---------- DOCUMENT SECTION
The similarities among different parsers and POS taggers are numerous, such as (i) the small number of augmentation techniques that were able to improve scores for Buryat; (ii) the high performance of character noise methods for most languages; (iii) the generally confusing scores produced by the SR and rotation, and (iv) the mostly unimproved or worse results for Vietnamese and Telugu. Considering the synthetic nature of most languages, where characters (e.g., case markers) provide valuable information on the relationship between two tokens, high performance of character-level noise is rather expected. In other words, varying character sequences may help the network to strengthen the dependency relations. Unlike POS tagging, we also observe a performance boost from the syntactic augmenters Crop and Nonce, sometimes leading to the best results, for example, for Vietnamese and Kurmanji. This suggests that introducing more syntactic variation/noise, even in smaller amounts than character-level noise, helps in certain cases. Nevertheless, the performance of both techniques is comparable, and it is not possible to single out one technique that is guaranteed to improve the results. Additionally, we observe that not all character-level methods increase the scores and there is no clear pattern to which character noise improves which language. Our results also suggest that a higher number of augmentation techniques are able to improve significantly over competitive baseline scores provided by biaffine compared to the mBERT-based POS tagger. One reason may be that the mBERT model already contains a substantial amount of low-level syntactic knowledge and augmentation techniques only add noise to the fine-tuning process.
5.3 Semantic Role Labeling
As discussed in Section 4.1, we simulate a low-resource scenario by sampling 250, 500, and 1,000 training sentences from the original training sets. We perform a grid search on augmentation parameters for the #sampled = 250 setting, and choose the parameters with the best average performance for other data set settings. The results are given in Table 7.
As expected, the relative improvement over the baselines decreases, as the number of samples increases. For some languages like Finnish, the drop is dramatic, while for the majority, the decrease is exponential. The only exception is Czech. The reason is the fine-grained, language-specific semantic annotation scheme that requires larger data sets. Another noticeable pattern is the decreasing number of augmentation methods that improve the F1 scores with the increasing sample size. For instance, while six of the methods increase the SRL performance in the #sample = 250 setting for Catalan, only two of them provides improvement for the #sample = 1,000 setting—which are also less significant.
--------------------
---------- DATA SUPPLIED
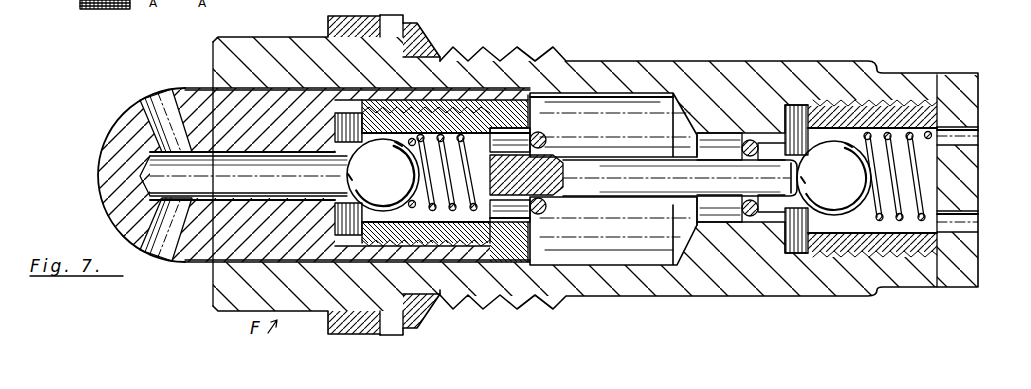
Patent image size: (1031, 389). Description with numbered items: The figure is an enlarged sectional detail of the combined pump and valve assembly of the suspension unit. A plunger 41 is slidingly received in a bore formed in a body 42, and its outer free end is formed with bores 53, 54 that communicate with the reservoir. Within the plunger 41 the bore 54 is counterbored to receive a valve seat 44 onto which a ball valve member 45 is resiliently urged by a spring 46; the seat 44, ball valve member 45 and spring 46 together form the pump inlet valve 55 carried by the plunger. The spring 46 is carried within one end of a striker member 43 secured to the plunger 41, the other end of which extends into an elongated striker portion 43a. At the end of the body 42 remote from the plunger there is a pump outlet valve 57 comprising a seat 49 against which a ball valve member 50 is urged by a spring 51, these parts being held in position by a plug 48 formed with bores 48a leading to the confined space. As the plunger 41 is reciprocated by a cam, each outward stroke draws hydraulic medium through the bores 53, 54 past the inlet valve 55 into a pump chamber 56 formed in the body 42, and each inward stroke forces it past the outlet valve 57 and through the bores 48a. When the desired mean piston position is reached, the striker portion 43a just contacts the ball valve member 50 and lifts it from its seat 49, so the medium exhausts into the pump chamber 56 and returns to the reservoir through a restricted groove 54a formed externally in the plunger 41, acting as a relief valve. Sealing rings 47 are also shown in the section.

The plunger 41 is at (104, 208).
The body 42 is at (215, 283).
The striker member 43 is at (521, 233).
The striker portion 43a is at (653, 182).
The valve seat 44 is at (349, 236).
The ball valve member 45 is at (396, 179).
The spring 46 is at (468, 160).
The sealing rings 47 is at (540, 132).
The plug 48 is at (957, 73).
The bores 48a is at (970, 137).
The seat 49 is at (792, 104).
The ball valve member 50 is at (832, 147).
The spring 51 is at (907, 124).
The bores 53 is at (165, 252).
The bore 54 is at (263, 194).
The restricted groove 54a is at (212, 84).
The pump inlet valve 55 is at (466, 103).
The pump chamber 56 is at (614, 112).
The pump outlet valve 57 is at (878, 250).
--------------------
---------- DATA SUPPLIED
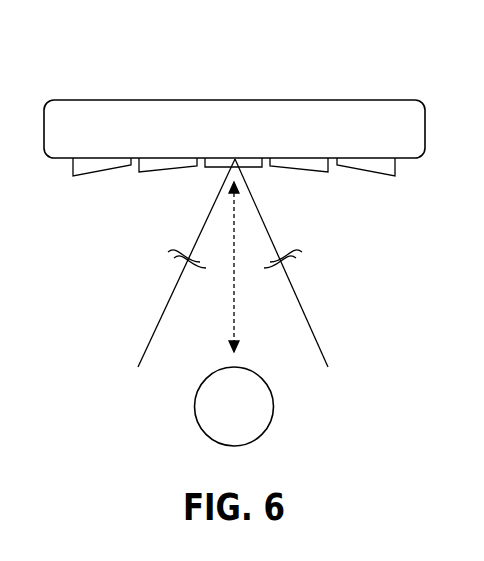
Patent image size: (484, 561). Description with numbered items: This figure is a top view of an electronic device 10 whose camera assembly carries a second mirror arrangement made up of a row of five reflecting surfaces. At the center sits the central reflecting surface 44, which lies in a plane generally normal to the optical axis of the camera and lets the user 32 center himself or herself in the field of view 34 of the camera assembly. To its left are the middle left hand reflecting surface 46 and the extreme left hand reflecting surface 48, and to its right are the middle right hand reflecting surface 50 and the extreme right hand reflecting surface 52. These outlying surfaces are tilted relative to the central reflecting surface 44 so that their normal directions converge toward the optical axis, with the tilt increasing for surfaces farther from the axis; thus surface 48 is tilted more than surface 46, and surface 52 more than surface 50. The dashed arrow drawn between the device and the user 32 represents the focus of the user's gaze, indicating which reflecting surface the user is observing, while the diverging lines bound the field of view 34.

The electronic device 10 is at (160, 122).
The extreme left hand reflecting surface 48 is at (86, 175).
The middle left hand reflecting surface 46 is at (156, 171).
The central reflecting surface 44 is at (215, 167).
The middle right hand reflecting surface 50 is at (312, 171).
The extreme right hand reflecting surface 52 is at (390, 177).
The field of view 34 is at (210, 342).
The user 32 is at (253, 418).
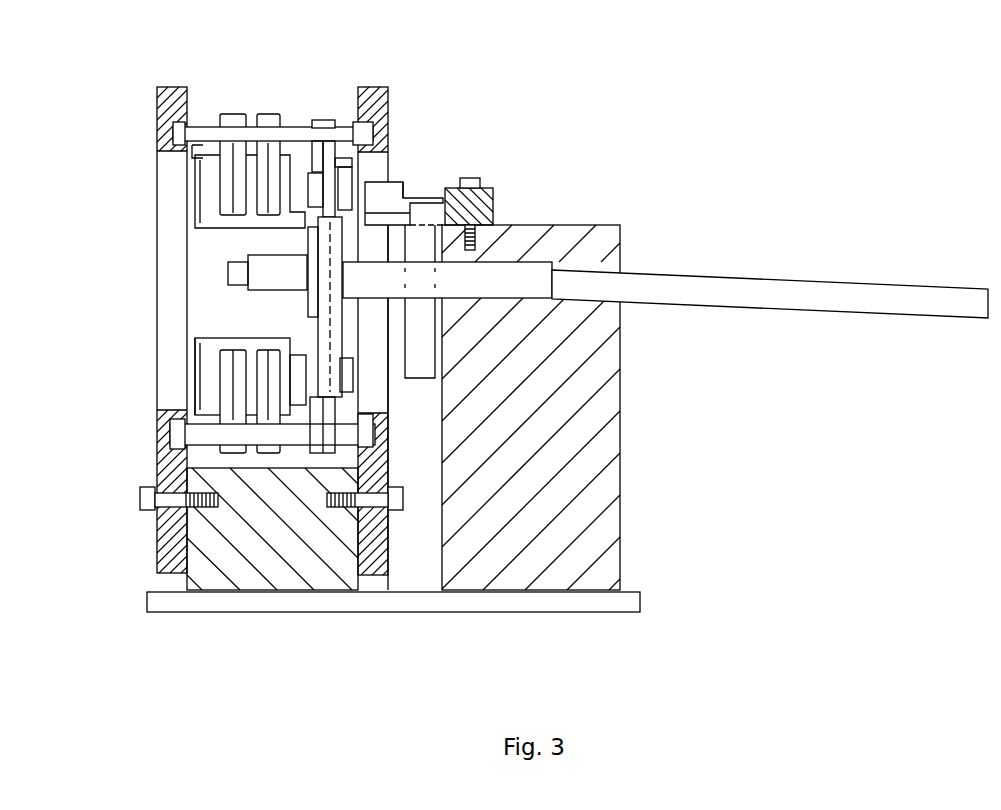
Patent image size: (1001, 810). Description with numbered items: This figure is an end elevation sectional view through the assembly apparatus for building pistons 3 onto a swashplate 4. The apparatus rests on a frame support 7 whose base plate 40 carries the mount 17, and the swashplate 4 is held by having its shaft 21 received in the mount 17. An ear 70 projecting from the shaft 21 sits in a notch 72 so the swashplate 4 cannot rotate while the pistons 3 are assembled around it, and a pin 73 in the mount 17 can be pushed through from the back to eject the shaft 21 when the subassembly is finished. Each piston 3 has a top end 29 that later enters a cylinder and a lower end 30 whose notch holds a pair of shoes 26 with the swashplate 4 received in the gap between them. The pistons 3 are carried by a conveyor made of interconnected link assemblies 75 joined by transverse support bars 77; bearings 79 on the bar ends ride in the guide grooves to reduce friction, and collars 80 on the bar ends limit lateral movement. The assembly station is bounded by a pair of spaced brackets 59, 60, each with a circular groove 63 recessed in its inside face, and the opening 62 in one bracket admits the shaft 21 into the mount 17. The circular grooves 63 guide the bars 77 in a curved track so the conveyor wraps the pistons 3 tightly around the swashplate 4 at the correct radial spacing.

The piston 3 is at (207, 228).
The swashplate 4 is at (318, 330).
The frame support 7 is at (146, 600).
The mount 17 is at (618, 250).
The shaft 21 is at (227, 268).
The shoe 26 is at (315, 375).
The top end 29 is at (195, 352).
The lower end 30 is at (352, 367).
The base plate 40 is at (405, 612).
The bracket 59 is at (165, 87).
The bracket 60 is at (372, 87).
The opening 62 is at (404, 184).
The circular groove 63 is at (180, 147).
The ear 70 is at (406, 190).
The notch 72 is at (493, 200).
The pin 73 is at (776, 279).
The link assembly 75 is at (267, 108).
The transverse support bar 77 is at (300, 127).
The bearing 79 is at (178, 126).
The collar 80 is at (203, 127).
--------------------
---------- DATA SUPPLIED
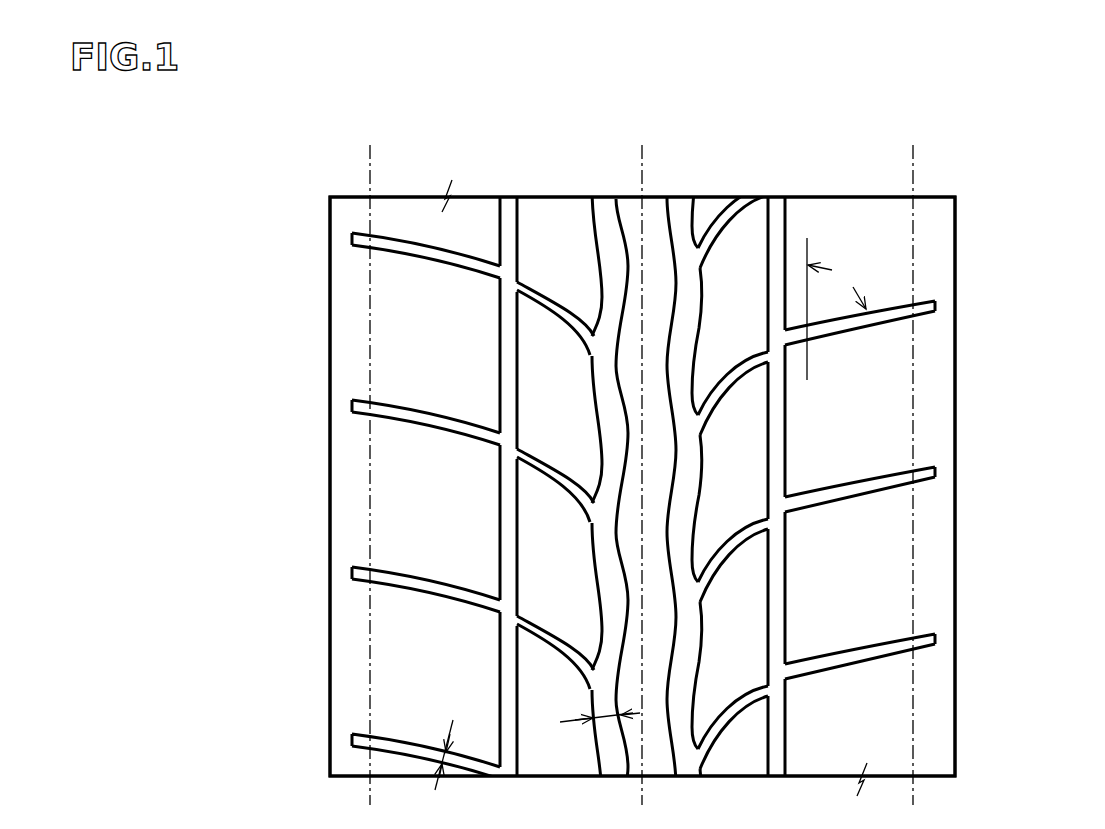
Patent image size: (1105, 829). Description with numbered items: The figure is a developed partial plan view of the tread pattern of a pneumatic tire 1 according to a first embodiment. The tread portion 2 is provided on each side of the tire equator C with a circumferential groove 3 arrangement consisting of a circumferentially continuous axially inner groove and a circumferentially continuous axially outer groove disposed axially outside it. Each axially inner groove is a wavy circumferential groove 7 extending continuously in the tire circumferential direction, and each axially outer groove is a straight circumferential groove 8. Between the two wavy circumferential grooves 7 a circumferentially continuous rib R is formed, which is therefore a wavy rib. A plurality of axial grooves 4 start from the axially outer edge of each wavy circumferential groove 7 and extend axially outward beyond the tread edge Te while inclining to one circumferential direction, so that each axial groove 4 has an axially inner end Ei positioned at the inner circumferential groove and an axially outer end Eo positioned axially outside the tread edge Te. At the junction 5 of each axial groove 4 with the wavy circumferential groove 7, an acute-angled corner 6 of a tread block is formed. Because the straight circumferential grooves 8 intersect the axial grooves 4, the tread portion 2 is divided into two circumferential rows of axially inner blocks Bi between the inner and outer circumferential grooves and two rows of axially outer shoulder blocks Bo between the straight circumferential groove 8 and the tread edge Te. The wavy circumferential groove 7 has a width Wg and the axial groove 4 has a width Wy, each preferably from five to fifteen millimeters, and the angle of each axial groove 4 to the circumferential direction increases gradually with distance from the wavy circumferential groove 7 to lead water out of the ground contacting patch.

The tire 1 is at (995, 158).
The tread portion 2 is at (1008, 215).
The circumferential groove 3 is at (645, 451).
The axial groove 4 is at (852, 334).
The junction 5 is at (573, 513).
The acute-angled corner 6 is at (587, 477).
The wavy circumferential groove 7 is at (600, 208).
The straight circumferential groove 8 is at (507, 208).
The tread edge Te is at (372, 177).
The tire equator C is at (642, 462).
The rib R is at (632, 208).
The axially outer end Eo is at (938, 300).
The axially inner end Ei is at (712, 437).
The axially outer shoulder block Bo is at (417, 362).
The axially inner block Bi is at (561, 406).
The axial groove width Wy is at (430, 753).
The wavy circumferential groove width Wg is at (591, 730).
--------------------
• [TASK REQUIREMENTS]:
• a. Rewrite the stretch of the semantic role labeling section from "As expected, the" through "also less significant.", swapping "Catalan" for "Spanish".
• b. In the semantic role labeling section, what numbers of training sentences are sampled to simulate a low-resource scenario?

• [OUTPUTS FOR THE TASKS]:
• a.
As expected, the relative improvement over the baselines decreases, as the number of samples increases. For some languages like Finnish, the drop is dramatic, while for the majority, the decrease is exponential. The only exception is Czech. The reason is the fine-grained, language-specific semantic annotation scheme that requires larger data sets. Another noticeable pattern is the decreasing number of augmentation methods that improve the F1 scores with the increasing sample size. For instance, while six of the methods increase the SRL performance in the #sample = 250 setting for Spanish, only two of them provides improvement for the #sample = 1,000 setting—which are also less significant.

• b. 250, 500, and 1,000 training sentences.